(TASK DESCRIPTION) The data below is to be returned in full and exactly.

— Begin —

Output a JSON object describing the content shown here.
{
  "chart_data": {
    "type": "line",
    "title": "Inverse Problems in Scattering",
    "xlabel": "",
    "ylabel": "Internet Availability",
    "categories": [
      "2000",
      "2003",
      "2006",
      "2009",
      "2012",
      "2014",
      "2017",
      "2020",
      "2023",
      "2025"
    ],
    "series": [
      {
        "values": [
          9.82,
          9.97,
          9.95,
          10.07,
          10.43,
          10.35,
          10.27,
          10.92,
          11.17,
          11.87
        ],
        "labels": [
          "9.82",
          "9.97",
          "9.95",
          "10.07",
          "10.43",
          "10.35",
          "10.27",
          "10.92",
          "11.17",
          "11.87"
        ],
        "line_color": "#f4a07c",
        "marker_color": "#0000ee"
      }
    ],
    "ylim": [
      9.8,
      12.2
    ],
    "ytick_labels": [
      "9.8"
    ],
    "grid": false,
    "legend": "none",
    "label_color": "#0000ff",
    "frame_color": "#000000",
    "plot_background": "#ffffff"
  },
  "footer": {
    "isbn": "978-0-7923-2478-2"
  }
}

— End —

(EXPECTED ANSWER)
Output a JSON object describing the content shown here.
{
  "chart_data": {
    "type": "line",
    "title": "Inverse Problems in Scattering",
    "xlabel": "",
    "ylabel": "Internet Availability",
    "categories": [
      "2000",
      "2003",
      "2006",
      "2009",
      "2012",
      "2014",
      "2017",
      "2020",
      "2023",
      "2025"
    ],
    "series": [
      {
        "values": [
          9.82,
          9.97,
          9.95,
          10.07,
          10.43,
          10.35,
          10.27,
          10.92,
          11.17,
          11.87
        ],
        "labels": [
          "9.82",
          "9.97",
          "9.95",
          "10.07",
          "10.43",
          "10.35",
          "10.27",
          "10.92",
          "11.17",
          "11.87"
        ],
        "line_color": "#f4a07c",
        "marker_color": "#0000ee"
      }
    ],
    "ylim": [
      9.8,
      12.2
    ],
    "ytick_labels": [
      "9.8"
    ],
    "grid": false,
    "legend": "none",
    "label_color": "#0000ff",
    "frame_color": "#000000",
    "plot_background": "#ffffff"
  },
  "footer": {
    "isbn": "978-0-7923-2478-2"
  }
}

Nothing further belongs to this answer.